• _Stated goal_:
Collect each line of the records containing the string "text".

▶

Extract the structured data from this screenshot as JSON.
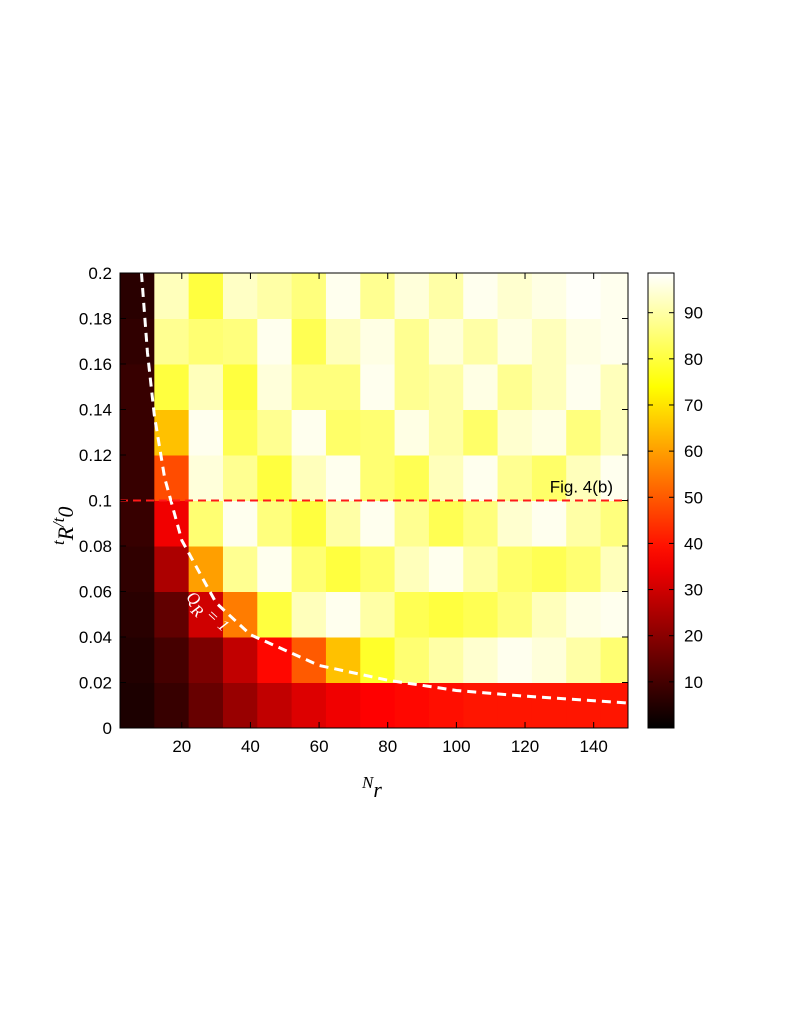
{
  "chart_data": {
    "type": "heatmap",
    "x_edges": [
      2,
      12,
      22,
      32,
      42,
      52,
      62,
      72,
      82,
      92,
      102,
      112,
      122,
      132,
      142,
      150
    ],
    "y_edges": [
      0,
      0.02,
      0.04,
      0.06,
      0.08,
      0.1,
      0.12,
      0.14,
      0.16,
      0.18,
      0.2
    ],
    "z": [
      [
        4,
        8,
        15,
        22,
        28,
        32,
        35,
        37,
        38,
        39,
        40,
        40,
        40,
        40,
        40
      ],
      [
        5,
        10,
        18,
        28,
        38,
        50,
        65,
        78,
        85,
        90,
        94,
        97,
        95,
        90,
        85
      ],
      [
        6,
        14,
        30,
        55,
        80,
        92,
        97,
        90,
        82,
        80,
        82,
        86,
        92,
        96,
        97
      ],
      [
        7,
        25,
        60,
        88,
        97,
        85,
        80,
        84,
        92,
        97,
        90,
        84,
        82,
        85,
        92
      ],
      [
        8,
        35,
        85,
        97,
        86,
        80,
        90,
        97,
        88,
        82,
        86,
        94,
        97,
        90,
        86
      ],
      [
        8,
        48,
        95,
        88,
        80,
        92,
        97,
        85,
        82,
        92,
        97,
        88,
        84,
        92,
        97
      ],
      [
        8,
        65,
        97,
        82,
        88,
        97,
        84,
        85,
        96,
        90,
        84,
        94,
        96,
        86,
        92
      ],
      [
        8,
        80,
        92,
        80,
        95,
        86,
        86,
        97,
        88,
        90,
        96,
        88,
        92,
        97,
        92
      ],
      [
        7,
        88,
        85,
        86,
        97,
        82,
        92,
        96,
        88,
        95,
        90,
        96,
        92,
        96,
        97
      ],
      [
        6,
        92,
        80,
        93,
        90,
        86,
        97,
        88,
        95,
        90,
        97,
        94,
        96,
        98,
        97
      ]
    ],
    "colormap": "hot",
    "clim": [
      0,
      98.6
    ],
    "cticks": [
      10,
      20,
      30,
      40,
      50,
      60,
      70,
      80,
      90
    ],
    "xlim": [
      2,
      150
    ],
    "xticks": [
      20,
      40,
      60,
      80,
      100,
      120,
      140
    ],
    "ylim": [
      0,
      0.2
    ],
    "yticks": [
      0,
      0.02,
      0.04,
      0.06,
      0.08,
      0.1,
      0.12,
      0.14,
      0.16,
      0.18,
      0.2
    ],
    "xlabel_parts": [
      {
        "text": "N"
      },
      {
        "text": "r",
        "sub": true
      }
    ],
    "ylabel_parts": [
      {
        "text": "t"
      },
      {
        "text": "R",
        "sub": true
      },
      {
        "text": "/t"
      },
      {
        "text": "0",
        "sub": true
      }
    ],
    "curve": {
      "color": "#ffffff",
      "x": [
        8.25,
        10,
        12,
        15,
        20,
        30,
        40,
        60,
        80,
        100,
        120,
        150
      ],
      "y": [
        0.2,
        0.165,
        0.1375,
        0.11,
        0.0825,
        0.055,
        0.041,
        0.0275,
        0.021,
        0.0165,
        0.014,
        0.011
      ],
      "label_parts": [
        {
          "text": "Q"
        },
        {
          "text": "R",
          "sub": true
        },
        {
          "text": " = 1"
        }
      ]
    },
    "reference_line": {
      "y": 0.1,
      "label": "Fig. 4(b)",
      "color": "#ff1a1a"
    }
  }
}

◀

• _Task answer_:
        "text": "N"
        "text": "r",
        "text": "t"
        "text": "R",
        "text": "/t"
        "text": "0",
          "text": "Q"
          "text": "R",
          "text": " = 1"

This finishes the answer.